TASK DIRECTIONS: Isolate every line in the records below with "xlabel" in it.

DATA EXCERPTS:
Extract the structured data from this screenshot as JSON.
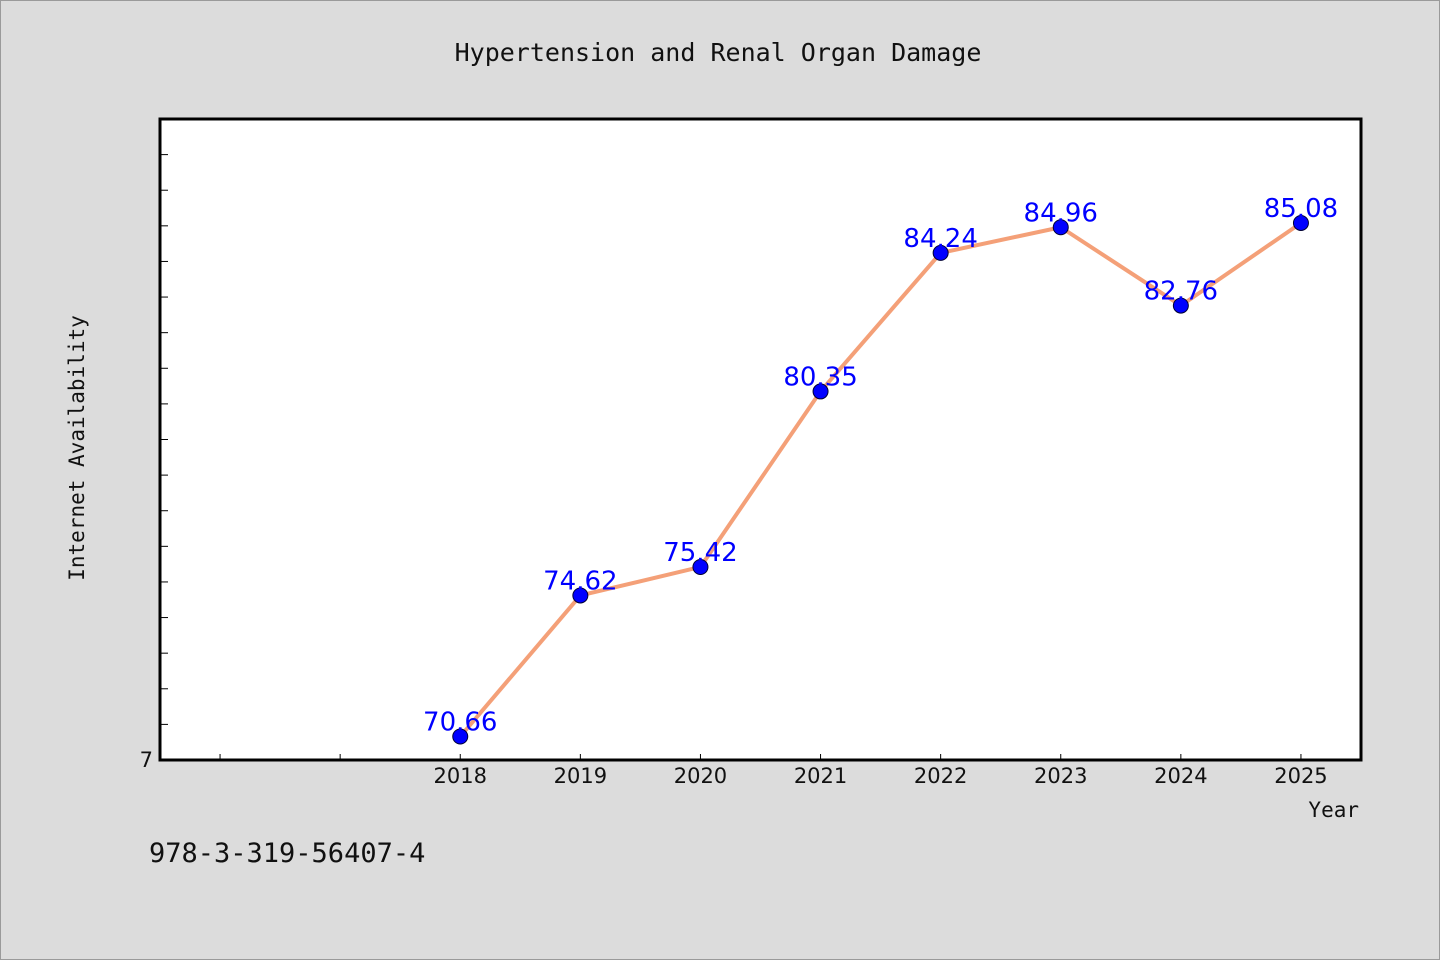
{
  "colors": {
    "background": "#dcdcdc",
    "plot_background": "#ffffff",
    "line": "#f4a078",
    "marker": "#0000ff",
    "data_label": "#0000ff",
    "text": "#111111"
  },
  "footer_text": "978-3-319-56407-4",
  "chart_data": {
    "type": "line",
    "title": "Hypertension and Renal Organ Damage",
    "xlabel": "Year",
    "ylabel": "Internet Availability",
    "x": [
      "2018",
      "2019",
      "2020",
      "2021",
      "2022",
      "2023",
      "2024",
      "2025"
    ],
    "series": [
      {
        "values": [
          70.66,
          74.62,
          75.42,
          80.35,
          84.24,
          84.96,
          82.76,
          85.08
        ],
        "data_labels": [
          "70.66",
          "74.62",
          "75.42",
          "80.35",
          "84.24",
          "84.96",
          "82.76",
          "85.08"
        ]
      }
    ],
    "y_tick_labels": [
      "7"
    ],
    "ylim": [
      70.0,
      88.0
    ],
    "xlim": [
      2015.5,
      2025.5
    ],
    "y_minor_tick_step": 1.0,
    "grid": false,
    "legend": "none"
  }
}
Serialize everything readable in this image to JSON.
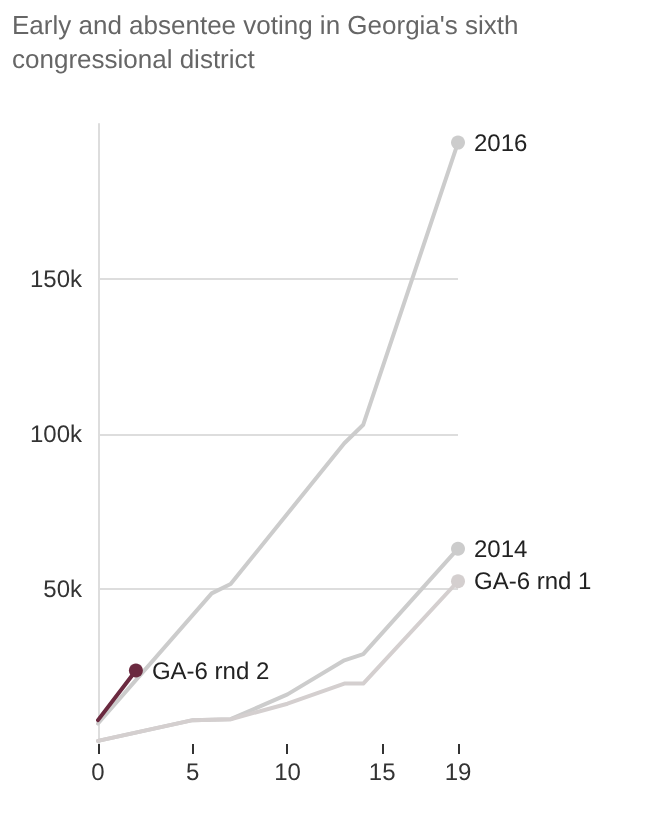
{
  "chart_data": {
    "type": "line",
    "title": "Early and absentee voting in Georgia's sixth congressional district",
    "series": [
      {
        "name": "2016",
        "color": "#cccccc",
        "x": [
          0,
          6,
          7,
          13,
          14,
          19
        ],
        "values": [
          6600,
          48600,
          51600,
          97000,
          103000,
          194000
        ]
      },
      {
        "name": "2014",
        "color": "#cccccc",
        "x": [
          0,
          5,
          7,
          10,
          13,
          14,
          19
        ],
        "values": [
          1000,
          7700,
          8000,
          16000,
          27000,
          29000,
          63000
        ]
      },
      {
        "name": "GA-6 rnd 1",
        "color": "#d4cfcf",
        "x": [
          0,
          5,
          7,
          10,
          13,
          14,
          19
        ],
        "values": [
          1000,
          7700,
          8000,
          13000,
          19500,
          19500,
          52500
        ]
      },
      {
        "name": "GA-6 rnd 2",
        "color": "#6b2a40",
        "x": [
          0,
          2
        ],
        "values": [
          7700,
          23700
        ]
      }
    ],
    "xlim": [
      0,
      19
    ],
    "xticks": [
      0,
      5,
      10,
      15,
      19
    ],
    "ylim": [
      0,
      200000
    ],
    "yticks": [
      {
        "value": 50000,
        "label": "50k"
      },
      {
        "value": 100000,
        "label": "100k"
      },
      {
        "value": 150000,
        "label": "150k"
      }
    ],
    "grid": "y",
    "line_style": "solid",
    "legend": false
  }
}
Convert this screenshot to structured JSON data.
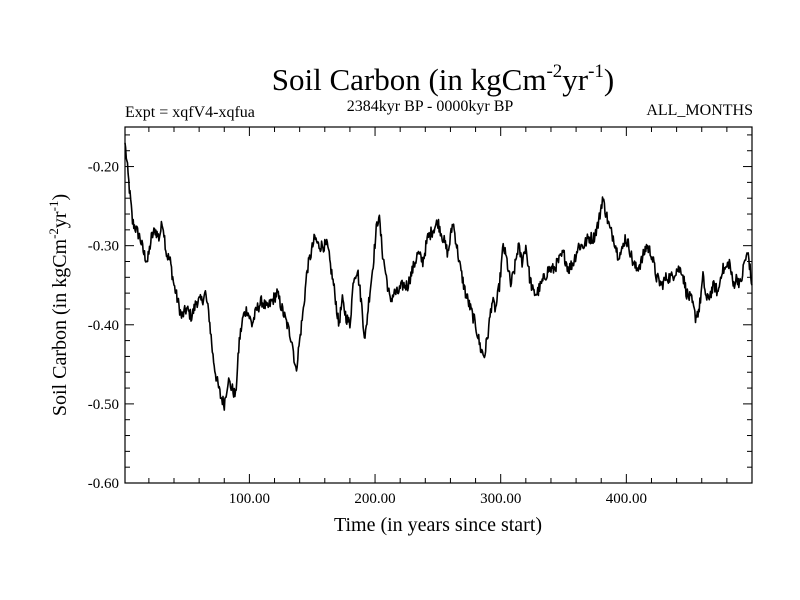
{
  "chart_data": {
    "type": "line",
    "title_main": "Soil Carbon (in kgCm",
    "title_sup1": "-2",
    "title_mid": "yr",
    "title_sup2": "-1",
    "title_close": ")",
    "subtitle_left": "Expt = xqfV4-xqfua",
    "subtitle_center": "2384kyr BP - 0000kyr BP",
    "subtitle_right": "ALL_MONTHS",
    "xlabel": "Time (in years since start)",
    "ylabel_main": "Soil Carbon (in kgCm",
    "ylabel_sup1": "-2",
    "ylabel_mid": "yr",
    "ylabel_sup2": "-1",
    "ylabel_close": ")",
    "xlim": [
      1,
      500
    ],
    "ylim": [
      -0.6,
      -0.15
    ],
    "x_major_ticks": [
      100,
      200,
      300,
      400
    ],
    "x_tick_labels": [
      "100.00",
      "200.00",
      "300.00",
      "400.00"
    ],
    "y_major_ticks": [
      -0.6,
      -0.5,
      -0.4,
      -0.3,
      -0.2
    ],
    "y_tick_labels": [
      "-0.60",
      "-0.50",
      "-0.40",
      "-0.30",
      "-0.20"
    ],
    "series": [
      {
        "name": "soil_carbon",
        "color": "#000000",
        "anchors": [
          [
            1,
            -0.17
          ],
          [
            4,
            -0.22
          ],
          [
            7,
            -0.27
          ],
          [
            10,
            -0.28
          ],
          [
            13,
            -0.29
          ],
          [
            16,
            -0.31
          ],
          [
            19,
            -0.32
          ],
          [
            22,
            -0.29
          ],
          [
            25,
            -0.28
          ],
          [
            28,
            -0.29
          ],
          [
            31,
            -0.27
          ],
          [
            34,
            -0.31
          ],
          [
            37,
            -0.32
          ],
          [
            40,
            -0.35
          ],
          [
            43,
            -0.37
          ],
          [
            46,
            -0.39
          ],
          [
            50,
            -0.38
          ],
          [
            54,
            -0.39
          ],
          [
            58,
            -0.37
          ],
          [
            62,
            -0.37
          ],
          [
            65,
            -0.36
          ],
          [
            68,
            -0.39
          ],
          [
            71,
            -0.44
          ],
          [
            74,
            -0.47
          ],
          [
            77,
            -0.49
          ],
          [
            80,
            -0.5
          ],
          [
            83,
            -0.47
          ],
          [
            86,
            -0.48
          ],
          [
            89,
            -0.49
          ],
          [
            92,
            -0.42
          ],
          [
            95,
            -0.39
          ],
          [
            98,
            -0.38
          ],
          [
            102,
            -0.4
          ],
          [
            106,
            -0.38
          ],
          [
            110,
            -0.37
          ],
          [
            114,
            -0.38
          ],
          [
            118,
            -0.37
          ],
          [
            122,
            -0.36
          ],
          [
            126,
            -0.38
          ],
          [
            130,
            -0.4
          ],
          [
            134,
            -0.42
          ],
          [
            137,
            -0.46
          ],
          [
            140,
            -0.42
          ],
          [
            143,
            -0.38
          ],
          [
            146,
            -0.33
          ],
          [
            149,
            -0.31
          ],
          [
            152,
            -0.29
          ],
          [
            155,
            -0.3
          ],
          [
            158,
            -0.3
          ],
          [
            162,
            -0.3
          ],
          [
            165,
            -0.33
          ],
          [
            168,
            -0.36
          ],
          [
            171,
            -0.4
          ],
          [
            174,
            -0.37
          ],
          [
            177,
            -0.39
          ],
          [
            180,
            -0.4
          ],
          [
            183,
            -0.34
          ],
          [
            186,
            -0.33
          ],
          [
            189,
            -0.37
          ],
          [
            192,
            -0.42
          ],
          [
            195,
            -0.37
          ],
          [
            198,
            -0.33
          ],
          [
            201,
            -0.28
          ],
          [
            203,
            -0.26
          ],
          [
            206,
            -0.31
          ],
          [
            209,
            -0.34
          ],
          [
            212,
            -0.37
          ],
          [
            215,
            -0.36
          ],
          [
            218,
            -0.36
          ],
          [
            222,
            -0.35
          ],
          [
            226,
            -0.35
          ],
          [
            230,
            -0.33
          ],
          [
            234,
            -0.31
          ],
          [
            238,
            -0.32
          ],
          [
            242,
            -0.29
          ],
          [
            246,
            -0.28
          ],
          [
            250,
            -0.27
          ],
          [
            254,
            -0.29
          ],
          [
            258,
            -0.31
          ],
          [
            262,
            -0.27
          ],
          [
            265,
            -0.3
          ],
          [
            268,
            -0.33
          ],
          [
            272,
            -0.36
          ],
          [
            276,
            -0.38
          ],
          [
            280,
            -0.4
          ],
          [
            284,
            -0.43
          ],
          [
            287,
            -0.44
          ],
          [
            290,
            -0.41
          ],
          [
            293,
            -0.37
          ],
          [
            296,
            -0.38
          ],
          [
            299,
            -0.35
          ],
          [
            302,
            -0.3
          ],
          [
            305,
            -0.32
          ],
          [
            308,
            -0.35
          ],
          [
            311,
            -0.33
          ],
          [
            314,
            -0.3
          ],
          [
            317,
            -0.32
          ],
          [
            320,
            -0.3
          ],
          [
            323,
            -0.34
          ],
          [
            326,
            -0.36
          ],
          [
            329,
            -0.36
          ],
          [
            332,
            -0.35
          ],
          [
            335,
            -0.34
          ],
          [
            338,
            -0.33
          ],
          [
            342,
            -0.33
          ],
          [
            346,
            -0.32
          ],
          [
            350,
            -0.31
          ],
          [
            354,
            -0.33
          ],
          [
            358,
            -0.32
          ],
          [
            362,
            -0.3
          ],
          [
            366,
            -0.3
          ],
          [
            370,
            -0.29
          ],
          [
            374,
            -0.29
          ],
          [
            378,
            -0.27
          ],
          [
            381,
            -0.24
          ],
          [
            384,
            -0.26
          ],
          [
            387,
            -0.28
          ],
          [
            390,
            -0.29
          ],
          [
            393,
            -0.31
          ],
          [
            396,
            -0.31
          ],
          [
            399,
            -0.29
          ],
          [
            402,
            -0.3
          ],
          [
            405,
            -0.32
          ],
          [
            408,
            -0.33
          ],
          [
            412,
            -0.32
          ],
          [
            416,
            -0.3
          ],
          [
            420,
            -0.31
          ],
          [
            424,
            -0.34
          ],
          [
            428,
            -0.35
          ],
          [
            432,
            -0.34
          ],
          [
            436,
            -0.34
          ],
          [
            440,
            -0.33
          ],
          [
            444,
            -0.33
          ],
          [
            448,
            -0.36
          ],
          [
            452,
            -0.37
          ],
          [
            455,
            -0.39
          ],
          [
            458,
            -0.38
          ],
          [
            461,
            -0.34
          ],
          [
            464,
            -0.37
          ],
          [
            467,
            -0.36
          ],
          [
            470,
            -0.35
          ],
          [
            473,
            -0.36
          ],
          [
            476,
            -0.33
          ],
          [
            479,
            -0.33
          ],
          [
            482,
            -0.32
          ],
          [
            485,
            -0.35
          ],
          [
            488,
            -0.34
          ],
          [
            491,
            -0.35
          ],
          [
            494,
            -0.32
          ],
          [
            497,
            -0.31
          ],
          [
            500,
            -0.35
          ]
        ]
      }
    ]
  }
}
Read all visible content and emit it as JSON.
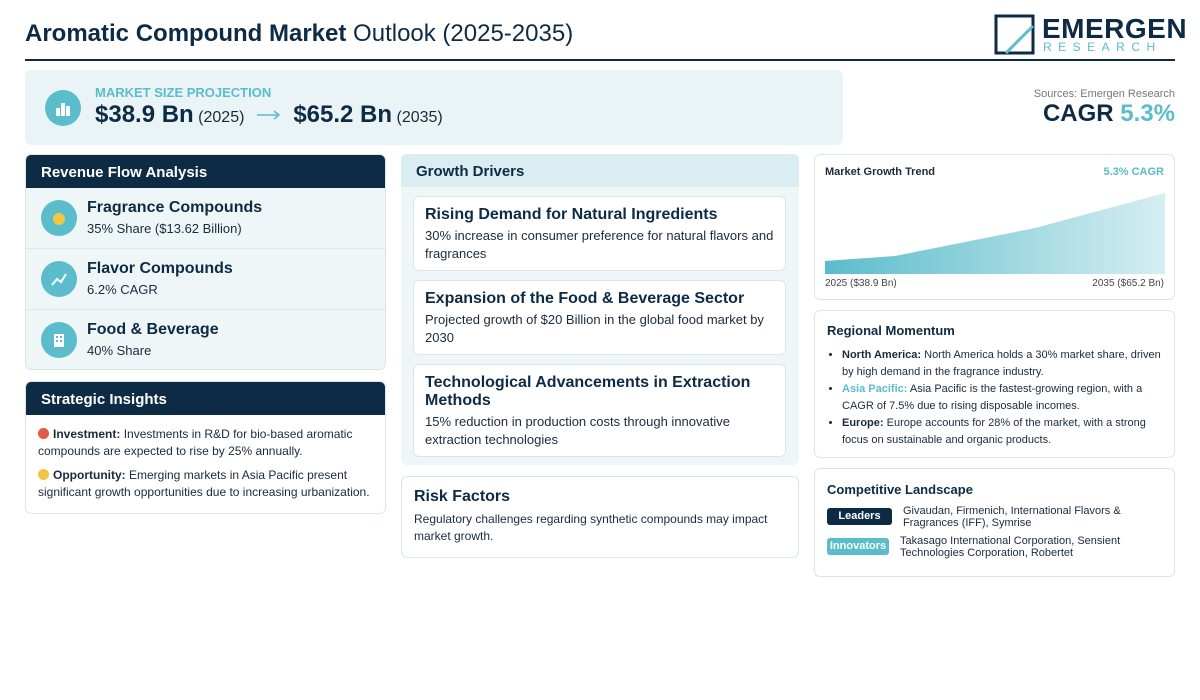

SOLVED PROBLEM:
    "xlabel": "Year",
    "xlabel": "Time (in years since start)",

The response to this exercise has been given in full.